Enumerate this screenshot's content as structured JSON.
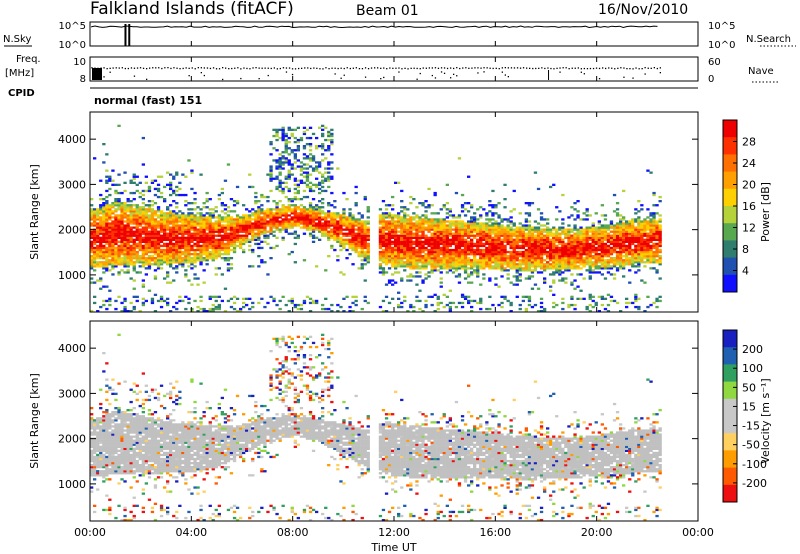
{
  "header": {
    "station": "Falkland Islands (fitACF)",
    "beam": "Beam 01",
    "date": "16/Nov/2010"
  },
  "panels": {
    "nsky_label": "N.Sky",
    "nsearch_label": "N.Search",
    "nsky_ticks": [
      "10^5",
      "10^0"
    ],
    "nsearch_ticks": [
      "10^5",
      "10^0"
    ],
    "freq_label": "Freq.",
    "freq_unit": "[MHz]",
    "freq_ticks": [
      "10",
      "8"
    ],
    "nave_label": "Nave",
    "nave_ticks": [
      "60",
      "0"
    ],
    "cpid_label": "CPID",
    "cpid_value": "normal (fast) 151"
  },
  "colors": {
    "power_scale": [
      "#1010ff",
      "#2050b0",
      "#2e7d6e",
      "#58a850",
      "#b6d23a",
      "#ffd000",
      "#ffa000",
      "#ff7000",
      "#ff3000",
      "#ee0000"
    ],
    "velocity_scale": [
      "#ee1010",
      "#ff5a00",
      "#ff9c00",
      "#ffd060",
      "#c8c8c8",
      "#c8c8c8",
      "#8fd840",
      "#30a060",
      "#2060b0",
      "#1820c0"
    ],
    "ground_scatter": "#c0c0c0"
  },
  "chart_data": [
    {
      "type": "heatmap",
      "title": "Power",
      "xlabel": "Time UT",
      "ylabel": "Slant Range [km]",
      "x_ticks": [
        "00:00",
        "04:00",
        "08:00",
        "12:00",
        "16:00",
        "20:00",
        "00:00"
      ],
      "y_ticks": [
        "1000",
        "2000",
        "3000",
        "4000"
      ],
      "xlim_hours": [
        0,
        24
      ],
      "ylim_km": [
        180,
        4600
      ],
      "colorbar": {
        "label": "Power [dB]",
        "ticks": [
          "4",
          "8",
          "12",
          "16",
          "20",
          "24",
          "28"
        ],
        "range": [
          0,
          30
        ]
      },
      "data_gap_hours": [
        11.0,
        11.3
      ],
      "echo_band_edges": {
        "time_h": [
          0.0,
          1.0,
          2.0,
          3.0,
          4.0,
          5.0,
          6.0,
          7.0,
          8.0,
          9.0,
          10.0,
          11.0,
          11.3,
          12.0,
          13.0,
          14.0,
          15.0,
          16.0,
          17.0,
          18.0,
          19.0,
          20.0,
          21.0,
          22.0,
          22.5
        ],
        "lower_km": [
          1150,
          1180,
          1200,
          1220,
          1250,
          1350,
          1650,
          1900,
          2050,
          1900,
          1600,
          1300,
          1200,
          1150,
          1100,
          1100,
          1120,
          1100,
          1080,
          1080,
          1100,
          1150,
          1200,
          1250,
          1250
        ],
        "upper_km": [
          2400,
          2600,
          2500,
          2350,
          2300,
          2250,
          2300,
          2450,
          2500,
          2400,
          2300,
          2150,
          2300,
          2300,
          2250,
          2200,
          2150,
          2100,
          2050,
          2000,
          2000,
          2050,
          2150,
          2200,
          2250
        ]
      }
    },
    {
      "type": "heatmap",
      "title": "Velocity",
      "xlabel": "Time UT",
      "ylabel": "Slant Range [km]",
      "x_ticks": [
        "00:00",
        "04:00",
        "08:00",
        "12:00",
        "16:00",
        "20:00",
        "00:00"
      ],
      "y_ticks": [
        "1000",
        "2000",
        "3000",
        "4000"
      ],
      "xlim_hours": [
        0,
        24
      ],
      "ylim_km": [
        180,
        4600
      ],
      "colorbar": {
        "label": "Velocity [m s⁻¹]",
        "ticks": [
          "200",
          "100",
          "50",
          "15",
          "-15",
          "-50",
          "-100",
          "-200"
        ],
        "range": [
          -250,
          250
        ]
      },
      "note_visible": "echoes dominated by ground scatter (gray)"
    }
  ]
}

• [Task statement]: Give every line back word for word and leave the pictures out.

• [Written response]:
Enumerate this screenshot's content as structured JSON.
{
  "header": {
    "station": "Falkland Islands (fitACF)",
    "beam": "Beam 01",
    "date": "16/Nov/2010"
  },
  "panels": {
    "nsky_label": "N.Sky",
    "nsearch_label": "N.Search",
    "nsky_ticks": [
      "10^5",
      "10^0"
    ],
    "nsearch_ticks": [
      "10^5",
      "10^0"
    ],
    "freq_label": "Freq.",
    "freq_unit": "[MHz]",
    "freq_ticks": [
      "10",
      "8"
    ],
    "nave_label": "Nave",
    "nave_ticks": [
      "60",
      "0"
    ],
    "cpid_label": "CPID",
    "cpid_value": "normal (fast) 151"
  },
  "colors": {
    "power_scale": [
      "#1010ff",
      "#2050b0",
      "#2e7d6e",
      "#58a850",
      "#b6d23a",
      "#ffd000",
      "#ffa000",
      "#ff7000",
      "#ff3000",
      "#ee0000"
    ],
    "velocity_scale": [
      "#ee1010",
      "#ff5a00",
      "#ff9c00",
      "#ffd060",
      "#c8c8c8",
      "#c8c8c8",
      "#8fd840",
      "#30a060",
      "#2060b0",
      "#1820c0"
    ],
    "ground_scatter": "#c0c0c0"
  },
  "chart_data": [
    {
      "type": "heatmap",
      "title": "Power",
      "xlabel": "Time UT",
      "ylabel": "Slant Range [km]",
      "x_ticks": [
        "00:00",
        "04:00",
        "08:00",
        "12:00",
        "16:00",
        "20:00",
        "00:00"
      ],
      "y_ticks": [
        "1000",
        "2000",
        "3000",
        "4000"
      ],
      "xlim_hours": [
        0,
        24
      ],
      "ylim_km": [
        180,
        4600
      ],
      "colorbar": {
        "label": "Power [dB]",
        "ticks": [
          "4",
          "8",
          "12",
          "16",
          "20",
          "24",
          "28"
        ],
        "range": [
          0,
          30
        ]
      },
      "data_gap_hours": [
        11.0,
        11.3
      ],
      "echo_band_edges": {
        "time_h": [
          0.0,
          1.0,
          2.0,
          3.0,
          4.0,
          5.0,
          6.0,
          7.0,
          8.0,
          9.0,
          10.0,
          11.0,
          11.3,
          12.0,
          13.0,
          14.0,
          15.0,
          16.0,
          17.0,
          18.0,
          19.0,
          20.0,
          21.0,
          22.0,
          22.5
        ],
        "lower_km": [
          1150,
          1180,
          1200,
          1220,
          1250,
          1350,
          1650,
          1900,
          2050,
          1900,
          1600,
          1300,
          1200,
          1150,
          1100,
          1100,
          1120,
          1100,
          1080,
          1080,
          1100,
          1150,
          1200,
          1250,
          1250
        ],
        "upper_km": [
          2400,
          2600,
          2500,
          2350,
          2300,
          2250,
          2300,
          2450,
          2500,
          2400,
          2300,
          2150,
          2300,
          2300,
          2250,
          2200,
          2150,
          2100,
          2050,
          2000,
          2000,
          2050,
          2150,
          2200,
          2250
        ]
      }
    },
    {
      "type": "heatmap",
      "title": "Velocity",
      "xlabel": "Time UT",
      "ylabel": "Slant Range [km]",
      "x_ticks": [
        "00:00",
        "04:00",
        "08:00",
        "12:00",
        "16:00",
        "20:00",
        "00:00"
      ],
      "y_ticks": [
        "1000",
        "2000",
        "3000",
        "4000"
      ],
      "xlim_hours": [
        0,
        24
      ],
      "ylim_km": [
        180,
        4600
      ],
      "colorbar": {
        "label": "Velocity [m s⁻¹]",
        "ticks": [
          "200",
          "100",
          "50",
          "15",
          "-15",
          "-50",
          "-100",
          "-200"
        ],
        "range": [
          -250,
          250
        ]
      },
      "note_visible": "echoes dominated by ground scatter (gray)"
    }
  ]
}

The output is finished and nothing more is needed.